= Directions for this task =
Filter the data below for the string "sand" and copy each matching line.

── Extracted records

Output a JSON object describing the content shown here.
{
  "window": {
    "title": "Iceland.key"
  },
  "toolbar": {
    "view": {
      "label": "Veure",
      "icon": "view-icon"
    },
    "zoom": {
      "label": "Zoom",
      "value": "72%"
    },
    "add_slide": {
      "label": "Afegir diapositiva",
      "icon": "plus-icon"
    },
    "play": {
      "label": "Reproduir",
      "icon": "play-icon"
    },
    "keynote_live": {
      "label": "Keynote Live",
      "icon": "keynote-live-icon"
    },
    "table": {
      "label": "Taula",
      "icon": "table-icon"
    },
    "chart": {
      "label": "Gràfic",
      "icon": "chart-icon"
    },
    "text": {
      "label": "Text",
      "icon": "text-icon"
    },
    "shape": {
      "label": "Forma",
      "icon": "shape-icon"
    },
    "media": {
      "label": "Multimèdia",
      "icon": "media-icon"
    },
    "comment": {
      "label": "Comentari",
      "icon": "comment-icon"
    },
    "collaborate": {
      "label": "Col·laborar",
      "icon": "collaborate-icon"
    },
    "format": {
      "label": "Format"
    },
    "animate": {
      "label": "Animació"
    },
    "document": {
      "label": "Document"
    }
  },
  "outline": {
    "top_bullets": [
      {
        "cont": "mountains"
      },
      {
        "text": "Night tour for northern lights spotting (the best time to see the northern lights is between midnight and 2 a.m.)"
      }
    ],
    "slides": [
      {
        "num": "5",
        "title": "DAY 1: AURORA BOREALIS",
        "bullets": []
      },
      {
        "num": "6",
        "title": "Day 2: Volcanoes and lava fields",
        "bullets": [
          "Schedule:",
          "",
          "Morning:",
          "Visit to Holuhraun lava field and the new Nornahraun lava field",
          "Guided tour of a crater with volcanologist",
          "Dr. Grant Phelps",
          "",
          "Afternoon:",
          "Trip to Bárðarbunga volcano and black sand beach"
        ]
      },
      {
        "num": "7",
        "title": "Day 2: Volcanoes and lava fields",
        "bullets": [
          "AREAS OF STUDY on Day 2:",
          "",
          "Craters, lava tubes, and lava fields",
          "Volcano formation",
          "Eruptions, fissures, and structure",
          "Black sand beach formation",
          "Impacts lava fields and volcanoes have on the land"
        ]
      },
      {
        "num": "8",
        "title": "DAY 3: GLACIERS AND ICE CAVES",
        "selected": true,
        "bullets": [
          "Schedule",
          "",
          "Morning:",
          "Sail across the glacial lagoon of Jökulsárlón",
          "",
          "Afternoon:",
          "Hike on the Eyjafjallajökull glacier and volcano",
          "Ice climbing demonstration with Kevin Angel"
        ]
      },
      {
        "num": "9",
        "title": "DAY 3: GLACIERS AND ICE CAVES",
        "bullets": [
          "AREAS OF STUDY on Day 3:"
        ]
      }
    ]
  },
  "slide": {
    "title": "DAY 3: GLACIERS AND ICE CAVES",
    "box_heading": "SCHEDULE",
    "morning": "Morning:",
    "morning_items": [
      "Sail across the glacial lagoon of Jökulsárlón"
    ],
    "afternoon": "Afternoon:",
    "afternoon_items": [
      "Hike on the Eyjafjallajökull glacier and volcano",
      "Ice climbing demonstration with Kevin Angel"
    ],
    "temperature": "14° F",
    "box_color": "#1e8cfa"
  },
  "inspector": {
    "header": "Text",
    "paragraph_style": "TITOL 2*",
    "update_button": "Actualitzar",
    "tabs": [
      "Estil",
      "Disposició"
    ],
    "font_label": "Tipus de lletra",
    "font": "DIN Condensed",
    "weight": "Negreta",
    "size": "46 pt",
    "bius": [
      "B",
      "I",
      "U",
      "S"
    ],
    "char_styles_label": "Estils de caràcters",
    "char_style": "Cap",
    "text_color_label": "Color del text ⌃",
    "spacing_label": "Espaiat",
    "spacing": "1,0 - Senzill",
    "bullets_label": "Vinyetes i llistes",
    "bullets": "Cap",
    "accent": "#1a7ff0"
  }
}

────
── Extracted records

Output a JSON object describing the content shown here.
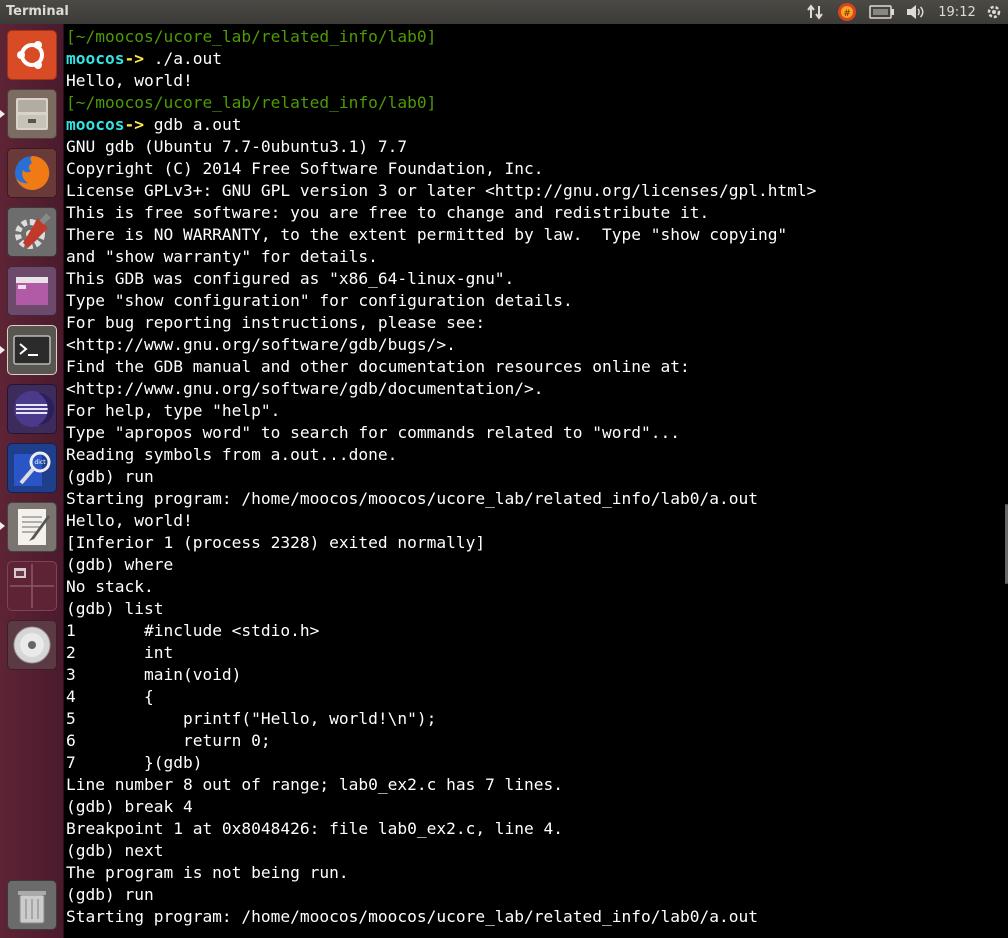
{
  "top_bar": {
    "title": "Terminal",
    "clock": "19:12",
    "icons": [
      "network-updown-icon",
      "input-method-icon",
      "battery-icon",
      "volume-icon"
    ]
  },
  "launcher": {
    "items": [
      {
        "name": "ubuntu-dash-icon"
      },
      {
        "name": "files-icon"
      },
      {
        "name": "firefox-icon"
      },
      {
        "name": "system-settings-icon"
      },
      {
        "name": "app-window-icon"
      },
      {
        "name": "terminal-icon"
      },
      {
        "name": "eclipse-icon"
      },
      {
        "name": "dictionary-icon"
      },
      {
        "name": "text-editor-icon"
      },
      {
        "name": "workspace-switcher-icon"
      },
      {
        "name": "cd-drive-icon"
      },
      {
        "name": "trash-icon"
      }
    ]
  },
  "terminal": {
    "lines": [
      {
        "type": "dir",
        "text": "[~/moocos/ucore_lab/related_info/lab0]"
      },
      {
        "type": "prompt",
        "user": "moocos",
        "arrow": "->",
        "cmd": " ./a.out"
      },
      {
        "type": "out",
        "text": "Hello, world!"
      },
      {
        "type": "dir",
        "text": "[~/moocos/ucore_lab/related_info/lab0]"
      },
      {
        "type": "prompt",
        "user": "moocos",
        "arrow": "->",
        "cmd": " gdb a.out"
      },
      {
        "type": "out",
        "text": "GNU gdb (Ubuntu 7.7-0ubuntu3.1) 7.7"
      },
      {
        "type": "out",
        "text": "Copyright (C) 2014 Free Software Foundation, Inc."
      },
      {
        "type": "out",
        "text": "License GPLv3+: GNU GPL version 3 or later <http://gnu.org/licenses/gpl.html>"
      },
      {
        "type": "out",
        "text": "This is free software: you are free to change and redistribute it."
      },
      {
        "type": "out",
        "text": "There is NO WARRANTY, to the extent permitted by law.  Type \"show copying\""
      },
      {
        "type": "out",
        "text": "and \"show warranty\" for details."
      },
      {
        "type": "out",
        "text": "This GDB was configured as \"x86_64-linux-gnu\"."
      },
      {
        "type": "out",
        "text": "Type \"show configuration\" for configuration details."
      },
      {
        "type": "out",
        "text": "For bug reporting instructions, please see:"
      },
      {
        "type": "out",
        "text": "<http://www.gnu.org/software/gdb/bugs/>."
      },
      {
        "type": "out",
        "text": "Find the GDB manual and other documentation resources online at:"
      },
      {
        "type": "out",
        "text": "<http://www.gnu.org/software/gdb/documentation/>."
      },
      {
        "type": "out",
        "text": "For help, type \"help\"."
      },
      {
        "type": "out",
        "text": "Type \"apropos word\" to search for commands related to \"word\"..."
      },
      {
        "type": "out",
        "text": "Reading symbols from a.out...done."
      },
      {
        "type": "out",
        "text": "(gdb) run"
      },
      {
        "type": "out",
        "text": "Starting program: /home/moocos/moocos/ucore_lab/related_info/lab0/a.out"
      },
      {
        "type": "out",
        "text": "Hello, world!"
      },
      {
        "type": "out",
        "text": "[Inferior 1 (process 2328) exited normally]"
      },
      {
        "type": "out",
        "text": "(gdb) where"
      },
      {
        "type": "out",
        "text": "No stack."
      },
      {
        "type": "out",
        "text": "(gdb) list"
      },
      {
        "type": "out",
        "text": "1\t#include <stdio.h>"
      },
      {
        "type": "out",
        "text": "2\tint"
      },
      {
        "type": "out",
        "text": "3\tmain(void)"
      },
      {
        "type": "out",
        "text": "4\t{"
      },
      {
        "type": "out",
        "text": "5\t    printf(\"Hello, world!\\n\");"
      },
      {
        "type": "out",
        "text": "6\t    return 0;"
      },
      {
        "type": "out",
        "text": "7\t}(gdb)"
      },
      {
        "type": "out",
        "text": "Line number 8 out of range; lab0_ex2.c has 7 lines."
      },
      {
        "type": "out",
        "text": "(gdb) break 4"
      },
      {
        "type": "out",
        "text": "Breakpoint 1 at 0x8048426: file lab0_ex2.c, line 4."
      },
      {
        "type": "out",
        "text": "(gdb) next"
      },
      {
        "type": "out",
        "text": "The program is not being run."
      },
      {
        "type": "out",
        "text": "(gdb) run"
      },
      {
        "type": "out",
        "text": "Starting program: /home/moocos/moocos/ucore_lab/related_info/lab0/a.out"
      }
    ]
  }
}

────

= Finished answer =
          "Trip to Bárðarbunga volcano and black sand beach"
          "Black sand beach formation",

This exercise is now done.